**Directive**
Note each line that includes the word "name". Copy those lines.

**Task input**
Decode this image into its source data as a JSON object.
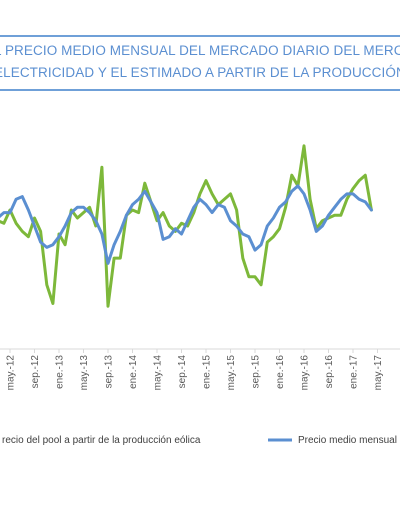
{
  "title": {
    "line1": "L PRECIO MEDIO MENSUAL DEL MERCADO DIARIO DEL MERCADO",
    "line2": "ELECTRICIDAD Y EL ESTIMADO A PARTIR DE LA PRODUCCIÓN"
  },
  "chart_data": {
    "type": "line",
    "title": "",
    "xlabel": "",
    "ylabel": "",
    "grid": false,
    "legend_position": "bottom",
    "x_tick_labels": [
      "may.-12",
      "sep.-12",
      "ene.-13",
      "may.-13",
      "sep.-13",
      "ene.-14",
      "may.-14",
      "sep.-14",
      "ene.-15",
      "may.-15",
      "sep.-15",
      "ene.-16",
      "may.-16",
      "sep.-16",
      "ene.-17",
      "may.-17",
      "sep"
    ],
    "series": [
      {
        "name": "recio del pool a partir de la producción eólica",
        "color": "#7db83a",
        "values": [
          48,
          47,
          52,
          47,
          44,
          42,
          49,
          44,
          24,
          17,
          43,
          39,
          52,
          49,
          51,
          53,
          46,
          68,
          16,
          34,
          34,
          50,
          52,
          51,
          62,
          55,
          48,
          51,
          46,
          44,
          47,
          46,
          51,
          58,
          63,
          58,
          54,
          56,
          58,
          52,
          34,
          27,
          27,
          24,
          40,
          42,
          45,
          53,
          65,
          61,
          76,
          56,
          45,
          48,
          49,
          50,
          50,
          56,
          60,
          63,
          65,
          52
        ]
      },
      {
        "name": "Precio medio mensual",
        "color": "#5b8fd1",
        "values": [
          49,
          51,
          51,
          56,
          57,
          52,
          46,
          40,
          38,
          39,
          42,
          46,
          51,
          53,
          53,
          51,
          48,
          43,
          32,
          39,
          44,
          50,
          54,
          56,
          59,
          55,
          51,
          41,
          42,
          45,
          43,
          48,
          53,
          56,
          54,
          51,
          54,
          53,
          48,
          46,
          43,
          42,
          37,
          39,
          46,
          49,
          53,
          55,
          59,
          61,
          58,
          52,
          44,
          46,
          50,
          53,
          56,
          58,
          58,
          56,
          55,
          52
        ]
      }
    ],
    "ylim": [
      0,
      95
    ],
    "note": "Series begin around March 2012; one point per month."
  }
}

**Result for this task**
        "name": "recio del pool a partir de la producción eólica",
        "name": "Precio medio mensual",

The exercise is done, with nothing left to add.